## Begin Exercise materials

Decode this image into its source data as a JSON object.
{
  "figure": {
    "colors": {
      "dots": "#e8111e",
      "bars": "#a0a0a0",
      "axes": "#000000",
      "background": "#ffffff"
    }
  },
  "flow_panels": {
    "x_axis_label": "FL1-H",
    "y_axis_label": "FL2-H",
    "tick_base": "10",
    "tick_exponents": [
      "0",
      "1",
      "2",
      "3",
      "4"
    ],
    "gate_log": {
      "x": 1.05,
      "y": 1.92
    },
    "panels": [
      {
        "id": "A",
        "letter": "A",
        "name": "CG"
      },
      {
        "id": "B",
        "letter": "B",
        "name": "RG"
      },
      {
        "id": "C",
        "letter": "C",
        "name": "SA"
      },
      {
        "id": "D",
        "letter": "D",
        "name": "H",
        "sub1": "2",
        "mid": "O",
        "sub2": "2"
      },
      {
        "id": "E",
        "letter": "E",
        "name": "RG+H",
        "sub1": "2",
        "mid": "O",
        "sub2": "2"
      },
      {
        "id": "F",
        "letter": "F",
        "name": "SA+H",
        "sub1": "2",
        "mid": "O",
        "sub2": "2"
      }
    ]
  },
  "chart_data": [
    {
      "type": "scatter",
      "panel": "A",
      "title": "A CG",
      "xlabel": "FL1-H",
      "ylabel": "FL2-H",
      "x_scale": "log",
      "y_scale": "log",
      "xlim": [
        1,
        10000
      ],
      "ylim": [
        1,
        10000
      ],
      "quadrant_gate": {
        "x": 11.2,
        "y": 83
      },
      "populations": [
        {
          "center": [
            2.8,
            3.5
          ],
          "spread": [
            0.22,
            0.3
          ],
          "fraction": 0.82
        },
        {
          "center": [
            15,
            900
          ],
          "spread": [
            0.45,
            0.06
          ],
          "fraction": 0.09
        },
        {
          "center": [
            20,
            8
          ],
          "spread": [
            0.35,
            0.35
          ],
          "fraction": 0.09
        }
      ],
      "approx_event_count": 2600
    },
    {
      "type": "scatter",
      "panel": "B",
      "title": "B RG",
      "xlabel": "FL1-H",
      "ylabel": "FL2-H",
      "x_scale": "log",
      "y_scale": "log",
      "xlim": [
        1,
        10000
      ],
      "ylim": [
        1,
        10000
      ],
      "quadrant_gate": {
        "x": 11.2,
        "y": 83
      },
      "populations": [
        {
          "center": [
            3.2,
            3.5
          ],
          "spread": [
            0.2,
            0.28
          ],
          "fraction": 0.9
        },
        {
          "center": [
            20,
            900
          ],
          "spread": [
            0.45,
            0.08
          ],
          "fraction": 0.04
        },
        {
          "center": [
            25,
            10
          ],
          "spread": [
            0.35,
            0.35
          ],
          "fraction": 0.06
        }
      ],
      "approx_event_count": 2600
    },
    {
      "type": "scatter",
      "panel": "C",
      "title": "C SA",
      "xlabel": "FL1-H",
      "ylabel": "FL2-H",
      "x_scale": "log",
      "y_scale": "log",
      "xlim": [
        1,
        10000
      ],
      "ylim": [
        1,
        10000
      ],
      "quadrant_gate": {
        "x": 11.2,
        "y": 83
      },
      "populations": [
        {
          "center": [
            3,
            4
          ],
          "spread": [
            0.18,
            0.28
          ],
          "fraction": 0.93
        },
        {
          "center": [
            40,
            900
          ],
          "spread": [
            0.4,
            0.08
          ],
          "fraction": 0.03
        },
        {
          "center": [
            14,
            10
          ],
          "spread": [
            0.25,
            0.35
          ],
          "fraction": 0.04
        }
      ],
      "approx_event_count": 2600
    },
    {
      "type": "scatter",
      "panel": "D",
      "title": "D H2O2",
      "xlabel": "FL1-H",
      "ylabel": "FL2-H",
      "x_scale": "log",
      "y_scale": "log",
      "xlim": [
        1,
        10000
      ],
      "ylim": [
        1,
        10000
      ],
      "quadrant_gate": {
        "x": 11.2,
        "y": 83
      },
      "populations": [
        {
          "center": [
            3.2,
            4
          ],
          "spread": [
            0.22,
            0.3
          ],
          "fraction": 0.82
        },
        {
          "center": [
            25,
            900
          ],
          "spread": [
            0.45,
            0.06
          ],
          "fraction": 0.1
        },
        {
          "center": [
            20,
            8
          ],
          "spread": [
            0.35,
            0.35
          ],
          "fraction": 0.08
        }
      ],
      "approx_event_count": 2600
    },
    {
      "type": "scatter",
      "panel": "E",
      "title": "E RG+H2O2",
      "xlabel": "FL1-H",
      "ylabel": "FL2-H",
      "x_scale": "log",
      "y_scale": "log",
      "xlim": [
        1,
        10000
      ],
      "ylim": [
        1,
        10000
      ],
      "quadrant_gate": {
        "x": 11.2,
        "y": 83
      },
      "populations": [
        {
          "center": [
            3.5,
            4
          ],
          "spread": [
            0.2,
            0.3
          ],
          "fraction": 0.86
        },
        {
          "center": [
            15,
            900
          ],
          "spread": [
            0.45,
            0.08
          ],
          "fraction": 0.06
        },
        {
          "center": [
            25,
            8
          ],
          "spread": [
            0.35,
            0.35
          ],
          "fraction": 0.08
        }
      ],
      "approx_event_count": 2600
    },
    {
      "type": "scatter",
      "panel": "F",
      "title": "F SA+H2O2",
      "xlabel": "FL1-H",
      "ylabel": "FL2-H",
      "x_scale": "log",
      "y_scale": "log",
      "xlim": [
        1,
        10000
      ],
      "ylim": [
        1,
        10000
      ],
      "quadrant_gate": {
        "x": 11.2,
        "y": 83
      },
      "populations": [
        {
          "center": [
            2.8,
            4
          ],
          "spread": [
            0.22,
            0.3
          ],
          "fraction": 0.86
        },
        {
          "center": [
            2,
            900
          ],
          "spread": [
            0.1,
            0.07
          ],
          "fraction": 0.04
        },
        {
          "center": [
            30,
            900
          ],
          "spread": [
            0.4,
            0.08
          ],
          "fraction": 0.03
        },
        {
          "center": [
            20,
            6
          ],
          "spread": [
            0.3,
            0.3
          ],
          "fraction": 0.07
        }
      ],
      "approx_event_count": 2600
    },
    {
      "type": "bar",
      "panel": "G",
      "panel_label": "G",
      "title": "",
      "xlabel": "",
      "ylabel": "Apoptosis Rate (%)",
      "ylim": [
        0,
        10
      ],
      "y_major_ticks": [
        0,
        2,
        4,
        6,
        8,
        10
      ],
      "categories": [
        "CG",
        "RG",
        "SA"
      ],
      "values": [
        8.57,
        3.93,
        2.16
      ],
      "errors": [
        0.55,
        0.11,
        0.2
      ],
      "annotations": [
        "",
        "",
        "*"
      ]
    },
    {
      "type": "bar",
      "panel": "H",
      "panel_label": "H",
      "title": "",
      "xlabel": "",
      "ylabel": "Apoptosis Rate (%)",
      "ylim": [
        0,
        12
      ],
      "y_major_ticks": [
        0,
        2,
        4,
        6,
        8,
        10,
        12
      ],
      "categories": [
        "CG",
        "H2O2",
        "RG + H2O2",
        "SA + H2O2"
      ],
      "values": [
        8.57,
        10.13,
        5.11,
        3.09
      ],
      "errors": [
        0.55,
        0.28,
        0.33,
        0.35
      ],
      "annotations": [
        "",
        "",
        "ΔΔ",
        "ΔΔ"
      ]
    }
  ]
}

## End Exercise materials

| What the exercise asks |
Retype every entry above, word for word.

| Response to the exercise |
Decode this image into its source data as a JSON object.
{
  "figure": {
    "colors": {
      "dots": "#e8111e",
      "bars": "#a0a0a0",
      "axes": "#000000",
      "background": "#ffffff"
    }
  },
  "flow_panels": {
    "x_axis_label": "FL1-H",
    "y_axis_label": "FL2-H",
    "tick_base": "10",
    "tick_exponents": [
      "0",
      "1",
      "2",
      "3",
      "4"
    ],
    "gate_log": {
      "x": 1.05,
      "y": 1.92
    },
    "panels": [
      {
        "id": "A",
        "letter": "A",
        "name": "CG"
      },
      {
        "id": "B",
        "letter": "B",
        "name": "RG"
      },
      {
        "id": "C",
        "letter": "C",
        "name": "SA"
      },
      {
        "id": "D",
        "letter": "D",
        "name": "H",
        "sub1": "2",
        "mid": "O",
        "sub2": "2"
      },
      {
        "id": "E",
        "letter": "E",
        "name": "RG+H",
        "sub1": "2",
        "mid": "O",
        "sub2": "2"
      },
      {
        "id": "F",
        "letter": "F",
        "name": "SA+H",
        "sub1": "2",
        "mid": "O",
        "sub2": "2"
      }
    ]
  },
  "chart_data": [
    {
      "type": "scatter",
      "panel": "A",
      "title": "A CG",
      "xlabel": "FL1-H",
      "ylabel": "FL2-H",
      "x_scale": "log",
      "y_scale": "log",
      "xlim": [
        1,
        10000
      ],
      "ylim": [
        1,
        10000
      ],
      "quadrant_gate": {
        "x": 11.2,
        "y": 83
      },
      "populations": [
        {
          "center": [
            2.8,
            3.5
          ],
          "spread": [
            0.22,
            0.3
          ],
          "fraction": 0.82
        },
        {
          "center": [
            15,
            900
          ],
          "spread": [
            0.45,
            0.06
          ],
          "fraction": 0.09
        },
        {
          "center": [
            20,
            8
          ],
          "spread": [
            0.35,
            0.35
          ],
          "fraction": 0.09
        }
      ],
      "approx_event_count": 2600
    },
    {
      "type": "scatter",
      "panel": "B",
      "title": "B RG",
      "xlabel": "FL1-H",
      "ylabel": "FL2-H",
      "x_scale": "log",
      "y_scale": "log",
      "xlim": [
        1,
        10000
      ],
      "ylim": [
        1,
        10000
      ],
      "quadrant_gate": {
        "x": 11.2,
        "y": 83
      },
      "populations": [
        {
          "center": [
            3.2,
            3.5
          ],
          "spread": [
            0.2,
            0.28
          ],
          "fraction": 0.9
        },
        {
          "center": [
            20,
            900
          ],
          "spread": [
            0.45,
            0.08
          ],
          "fraction": 0.04
        },
        {
          "center": [
            25,
            10
          ],
          "spread": [
            0.35,
            0.35
          ],
          "fraction": 0.06
        }
      ],
      "approx_event_count": 2600
    },
    {
      "type": "scatter",
      "panel": "C",
      "title": "C SA",
      "xlabel": "FL1-H",
      "ylabel": "FL2-H",
      "x_scale": "log",
      "y_scale": "log",
      "xlim": [
        1,
        10000
      ],
      "ylim": [
        1,
        10000
      ],
      "quadrant_gate": {
        "x": 11.2,
        "y": 83
      },
      "populations": [
        {
          "center": [
            3,
            4
          ],
          "spread": [
            0.18,
            0.28
          ],
          "fraction": 0.93
        },
        {
          "center": [
            40,
            900
          ],
          "spread": [
            0.4,
            0.08
          ],
          "fraction": 0.03
        },
        {
          "center": [
            14,
            10
          ],
          "spread": [
            0.25,
            0.35
          ],
          "fraction": 0.04
        }
      ],
      "approx_event_count": 2600
    },
    {
      "type": "scatter",
      "panel": "D",
      "title": "D H2O2",
      "xlabel": "FL1-H",
      "ylabel": "FL2-H",
      "x_scale": "log",
      "y_scale": "log",
      "xlim": [
        1,
        10000
      ],
      "ylim": [
        1,
        10000
      ],
      "quadrant_gate": {
        "x": 11.2,
        "y": 83
      },
      "populations": [
        {
          "center": [
            3.2,
            4
          ],
          "spread": [
            0.22,
            0.3
          ],
          "fraction": 0.82
        },
        {
          "center": [
            25,
            900
          ],
          "spread": [
            0.45,
            0.06
          ],
          "fraction": 0.1
        },
        {
          "center": [
            20,
            8
          ],
          "spread": [
            0.35,
            0.35
          ],
          "fraction": 0.08
        }
      ],
      "approx_event_count": 2600
    },
    {
      "type": "scatter",
      "panel": "E",
      "title": "E RG+H2O2",
      "xlabel": "FL1-H",
      "ylabel": "FL2-H",
      "x_scale": "log",
      "y_scale": "log",
      "xlim": [
        1,
        10000
      ],
      "ylim": [
        1,
        10000
      ],
      "quadrant_gate": {
        "x": 11.2,
        "y": 83
      },
      "populations": [
        {
          "center": [
            3.5,
            4
          ],
          "spread": [
            0.2,
            0.3
          ],
          "fraction": 0.86
        },
        {
          "center": [
            15,
            900
          ],
          "spread": [
            0.45,
            0.08
          ],
          "fraction": 0.06
        },
        {
          "center": [
            25,
            8
          ],
          "spread": [
            0.35,
            0.35
          ],
          "fraction": 0.08
        }
      ],
      "approx_event_count": 2600
    },
    {
      "type": "scatter",
      "panel": "F",
      "title": "F SA+H2O2",
      "xlabel": "FL1-H",
      "ylabel": "FL2-H",
      "x_scale": "log",
      "y_scale": "log",
      "xlim": [
        1,
        10000
      ],
      "ylim": [
        1,
        10000
      ],
      "quadrant_gate": {
        "x": 11.2,
        "y": 83
      },
      "populations": [
        {
          "center": [
            2.8,
            4
          ],
          "spread": [
            0.22,
            0.3
          ],
          "fraction": 0.86
        },
        {
          "center": [
            2,
            900
          ],
          "spread": [
            0.1,
            0.07
          ],
          "fraction": 0.04
        },
        {
          "center": [
            30,
            900
          ],
          "spread": [
            0.4,
            0.08
          ],
          "fraction": 0.03
        },
        {
          "center": [
            20,
            6
          ],
          "spread": [
            0.3,
            0.3
          ],
          "fraction": 0.07
        }
      ],
      "approx_event_count": 2600
    },
    {
      "type": "bar",
      "panel": "G",
      "panel_label": "G",
      "title": "",
      "xlabel": "",
      "ylabel": "Apoptosis Rate (%)",
      "ylim": [
        0,
        10
      ],
      "y_major_ticks": [
        0,
        2,
        4,
        6,
        8,
        10
      ],
      "categories": [
        "CG",
        "RG",
        "SA"
      ],
      "values": [
        8.57,
        3.93,
        2.16
      ],
      "errors": [
        0.55,
        0.11,
        0.2
      ],
      "annotations": [
        "",
        "",
        "*"
      ]
    },
    {
      "type": "bar",
      "panel": "H",
      "panel_label": "H",
      "title": "",
      "xlabel": "",
      "ylabel": "Apoptosis Rate (%)",
      "ylim": [
        0,
        12
      ],
      "y_major_ticks": [
        0,
        2,
        4,
        6,
        8,
        10,
        12
      ],
      "categories": [
        "CG",
        "H2O2",
        "RG + H2O2",
        "SA + H2O2"
      ],
      "values": [
        8.57,
        10.13,
        5.11,
        3.09
      ],
      "errors": [
        0.55,
        0.28,
        0.33,
        0.35
      ],
      "annotations": [
        "",
        "",
        "ΔΔ",
        "ΔΔ"
      ]
    }
  ]
}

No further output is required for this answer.